▸ AIM OF THE EXERCISE:
Can the data below be echoed back word for word?

▸ DATA EXCERPTS:
++++++

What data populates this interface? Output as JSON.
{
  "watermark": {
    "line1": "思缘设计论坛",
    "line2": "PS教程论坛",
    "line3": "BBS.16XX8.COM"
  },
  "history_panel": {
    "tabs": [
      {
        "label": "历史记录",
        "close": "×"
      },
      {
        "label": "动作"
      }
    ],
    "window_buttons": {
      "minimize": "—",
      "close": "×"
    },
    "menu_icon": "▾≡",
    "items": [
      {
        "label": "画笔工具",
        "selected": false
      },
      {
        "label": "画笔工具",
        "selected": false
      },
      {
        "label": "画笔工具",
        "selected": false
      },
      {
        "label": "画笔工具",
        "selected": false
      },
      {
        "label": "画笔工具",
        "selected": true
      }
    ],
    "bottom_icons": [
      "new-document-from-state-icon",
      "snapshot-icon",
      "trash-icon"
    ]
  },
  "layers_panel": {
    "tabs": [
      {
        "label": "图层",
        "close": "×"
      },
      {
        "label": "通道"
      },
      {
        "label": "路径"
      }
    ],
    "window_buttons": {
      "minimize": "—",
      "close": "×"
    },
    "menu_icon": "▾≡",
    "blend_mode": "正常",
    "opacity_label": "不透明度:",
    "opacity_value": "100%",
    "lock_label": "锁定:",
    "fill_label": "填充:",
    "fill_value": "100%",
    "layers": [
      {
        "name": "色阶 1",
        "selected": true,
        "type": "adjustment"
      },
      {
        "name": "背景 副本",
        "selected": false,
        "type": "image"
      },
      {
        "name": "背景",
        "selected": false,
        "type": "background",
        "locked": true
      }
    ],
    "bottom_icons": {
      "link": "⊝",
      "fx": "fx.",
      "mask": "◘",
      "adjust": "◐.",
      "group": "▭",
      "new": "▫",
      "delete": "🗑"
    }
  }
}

++++++

▸ THE OUTPUT:
What data populates this interface? Output as JSON.
{
  "watermark": {
    "line1": "思缘设计论坛",
    "line2": "PS教程论坛",
    "line3": "BBS.16XX8.COM"
  },
  "history_panel": {
    "tabs": [
      {
        "label": "历史记录",
        "close": "×"
      },
      {
        "label": "动作"
      }
    ],
    "window_buttons": {
      "minimize": "—",
      "close": "×"
    },
    "menu_icon": "▾≡",
    "items": [
      {
        "label": "画笔工具",
        "selected": false
      },
      {
        "label": "画笔工具",
        "selected": false
      },
      {
        "label": "画笔工具",
        "selected": false
      },
      {
        "label": "画笔工具",
        "selected": false
      },
      {
        "label": "画笔工具",
        "selected": true
      }
    ],
    "bottom_icons": [
      "new-document-from-state-icon",
      "snapshot-icon",
      "trash-icon"
    ]
  },
  "layers_panel": {
    "tabs": [
      {
        "label": "图层",
        "close": "×"
      },
      {
        "label": "通道"
      },
      {
        "label": "路径"
      }
    ],
    "window_buttons": {
      "minimize": "—",
      "close": "×"
    },
    "menu_icon": "▾≡",
    "blend_mode": "正常",
    "opacity_label": "不透明度:",
    "opacity_value": "100%",
    "lock_label": "锁定:",
    "fill_label": "填充:",
    "fill_value": "100%",
    "layers": [
      {
        "name": "色阶 1",
        "selected": true,
        "type": "adjustment"
      },
      {
        "name": "背景 副本",
        "selected": false,
        "type": "image"
      },
      {
        "name": "背景",
        "selected": false,
        "type": "background",
        "locked": true
      }
    ],
    "bottom_icons": {
      "link": "⊝",
      "fx": "fx.",
      "mask": "◘",
      "adjust": "◐.",
      "group": "▭",
      "new": "▫",
      "delete": "🗑"
    }
  }
}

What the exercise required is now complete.